Stored data entries:
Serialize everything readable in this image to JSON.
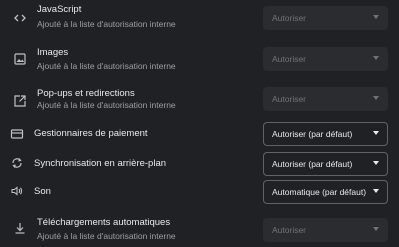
{
  "settings": [
    {
      "title": "JavaScript",
      "subtitle": "Ajouté à la liste d'autorisation interne",
      "icon": "code-icon",
      "value": "Autoriser",
      "enabled": false
    },
    {
      "title": "Images",
      "subtitle": "Ajouté à la liste d'autorisation interne",
      "icon": "image-icon",
      "value": "Autoriser",
      "enabled": false
    },
    {
      "title": "Pop-ups et redirections",
      "subtitle": "Ajouté à la liste d'autorisation interne",
      "icon": "open-in-new-icon",
      "value": "Autoriser",
      "enabled": false
    },
    {
      "title": "Gestionnaires de paiement",
      "icon": "credit-card-icon",
      "value": "Autoriser (par défaut)",
      "enabled": true
    },
    {
      "title": "Synchronisation en arrière-plan",
      "icon": "sync-icon",
      "value": "Autoriser (par défaut)",
      "enabled": true
    },
    {
      "title": "Son",
      "icon": "volume-icon",
      "value": "Automatique (par défaut)",
      "enabled": true
    },
    {
      "title": "Téléchargements automatiques",
      "subtitle": "Ajouté à la liste d'autorisation interne",
      "icon": "download-icon",
      "value": "Autoriser",
      "enabled": false
    }
  ],
  "colors": {
    "background": "#202124",
    "text": "#e8eaed",
    "muted": "#9aa0a6",
    "disabled_select": "#2b2c2f"
  }
}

> **Task requirements**: Except for the pictures, reproduce every line exactly.

> **Answer for this exercise**:
Serialize everything readable in this image to JSON.
{
  "settings": [
    {
      "title": "JavaScript",
      "subtitle": "Ajouté à la liste d'autorisation interne",
      "icon": "code-icon",
      "value": "Autoriser",
      "enabled": false
    },
    {
      "title": "Images",
      "subtitle": "Ajouté à la liste d'autorisation interne",
      "icon": "image-icon",
      "value": "Autoriser",
      "enabled": false
    },
    {
      "title": "Pop-ups et redirections",
      "subtitle": "Ajouté à la liste d'autorisation interne",
      "icon": "open-in-new-icon",
      "value": "Autoriser",
      "enabled": false
    },
    {
      "title": "Gestionnaires de paiement",
      "icon": "credit-card-icon",
      "value": "Autoriser (par défaut)",
      "enabled": true
    },
    {
      "title": "Synchronisation en arrière-plan",
      "icon": "sync-icon",
      "value": "Autoriser (par défaut)",
      "enabled": true
    },
    {
      "title": "Son",
      "icon": "volume-icon",
      "value": "Automatique (par défaut)",
      "enabled": true
    },
    {
      "title": "Téléchargements automatiques",
      "subtitle": "Ajouté à la liste d'autorisation interne",
      "icon": "download-icon",
      "value": "Autoriser",
      "enabled": false
    }
  ],
  "colors": {
    "background": "#202124",
    "text": "#e8eaed",
    "muted": "#9aa0a6",
    "disabled_select": "#2b2c2f"
  }
}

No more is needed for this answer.